Records:
########

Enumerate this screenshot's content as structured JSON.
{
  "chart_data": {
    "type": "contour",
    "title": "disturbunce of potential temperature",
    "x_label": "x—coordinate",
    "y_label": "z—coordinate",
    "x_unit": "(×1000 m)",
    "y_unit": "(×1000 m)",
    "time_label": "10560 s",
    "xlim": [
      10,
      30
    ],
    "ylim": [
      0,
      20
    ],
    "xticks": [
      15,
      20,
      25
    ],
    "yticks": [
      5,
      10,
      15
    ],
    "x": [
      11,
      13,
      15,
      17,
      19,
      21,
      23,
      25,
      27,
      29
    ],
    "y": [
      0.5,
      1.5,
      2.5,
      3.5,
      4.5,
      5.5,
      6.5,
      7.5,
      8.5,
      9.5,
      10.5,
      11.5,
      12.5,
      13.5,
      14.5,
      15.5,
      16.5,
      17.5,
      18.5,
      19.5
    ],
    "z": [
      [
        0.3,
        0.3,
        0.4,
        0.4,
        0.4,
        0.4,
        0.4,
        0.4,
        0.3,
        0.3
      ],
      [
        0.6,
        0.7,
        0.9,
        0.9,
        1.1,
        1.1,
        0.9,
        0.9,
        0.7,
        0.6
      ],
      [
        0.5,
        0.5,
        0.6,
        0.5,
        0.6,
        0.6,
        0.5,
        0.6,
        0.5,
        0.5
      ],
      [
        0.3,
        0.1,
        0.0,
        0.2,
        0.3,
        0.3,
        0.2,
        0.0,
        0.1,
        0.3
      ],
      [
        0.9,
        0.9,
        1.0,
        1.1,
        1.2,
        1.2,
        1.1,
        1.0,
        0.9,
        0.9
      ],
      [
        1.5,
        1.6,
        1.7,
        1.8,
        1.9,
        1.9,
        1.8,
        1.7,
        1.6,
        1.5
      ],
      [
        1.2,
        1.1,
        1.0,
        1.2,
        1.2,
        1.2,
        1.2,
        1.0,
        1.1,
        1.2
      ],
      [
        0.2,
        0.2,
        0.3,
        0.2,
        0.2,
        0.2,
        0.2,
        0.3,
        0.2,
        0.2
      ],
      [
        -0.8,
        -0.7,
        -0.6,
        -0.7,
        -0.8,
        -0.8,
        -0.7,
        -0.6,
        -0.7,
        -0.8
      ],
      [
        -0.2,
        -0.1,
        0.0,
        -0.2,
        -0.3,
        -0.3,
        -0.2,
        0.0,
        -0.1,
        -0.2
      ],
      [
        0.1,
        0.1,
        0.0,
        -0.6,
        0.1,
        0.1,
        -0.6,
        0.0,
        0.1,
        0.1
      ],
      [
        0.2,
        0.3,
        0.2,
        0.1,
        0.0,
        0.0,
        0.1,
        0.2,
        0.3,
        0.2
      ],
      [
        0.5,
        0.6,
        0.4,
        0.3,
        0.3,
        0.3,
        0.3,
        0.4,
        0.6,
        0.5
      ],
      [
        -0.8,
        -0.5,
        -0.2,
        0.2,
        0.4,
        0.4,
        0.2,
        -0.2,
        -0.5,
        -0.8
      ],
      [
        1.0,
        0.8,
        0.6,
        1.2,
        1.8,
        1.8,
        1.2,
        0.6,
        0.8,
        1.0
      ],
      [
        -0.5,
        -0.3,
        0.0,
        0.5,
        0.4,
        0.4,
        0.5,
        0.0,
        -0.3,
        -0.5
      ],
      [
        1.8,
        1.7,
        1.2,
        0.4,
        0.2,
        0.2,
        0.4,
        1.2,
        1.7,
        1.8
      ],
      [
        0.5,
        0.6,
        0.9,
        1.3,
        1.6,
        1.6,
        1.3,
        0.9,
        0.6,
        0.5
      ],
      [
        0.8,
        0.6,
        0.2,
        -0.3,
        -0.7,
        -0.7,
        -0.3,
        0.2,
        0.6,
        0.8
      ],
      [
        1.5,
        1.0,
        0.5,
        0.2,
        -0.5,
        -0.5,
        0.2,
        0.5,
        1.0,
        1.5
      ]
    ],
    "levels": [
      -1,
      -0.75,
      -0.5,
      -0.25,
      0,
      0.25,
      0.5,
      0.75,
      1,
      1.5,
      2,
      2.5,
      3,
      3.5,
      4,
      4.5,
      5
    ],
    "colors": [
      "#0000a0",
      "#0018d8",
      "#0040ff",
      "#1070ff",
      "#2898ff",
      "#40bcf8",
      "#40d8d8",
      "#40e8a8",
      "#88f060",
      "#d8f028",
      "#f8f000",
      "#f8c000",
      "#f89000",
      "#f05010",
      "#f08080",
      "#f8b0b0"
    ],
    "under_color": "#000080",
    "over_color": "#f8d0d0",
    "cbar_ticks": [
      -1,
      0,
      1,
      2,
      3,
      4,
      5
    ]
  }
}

########

- _WHAT IS NEEDED_: How many lines of the entries above hold the string "coordinate"? Reply with the number alone.

- _EXERCISE RESULT_: 2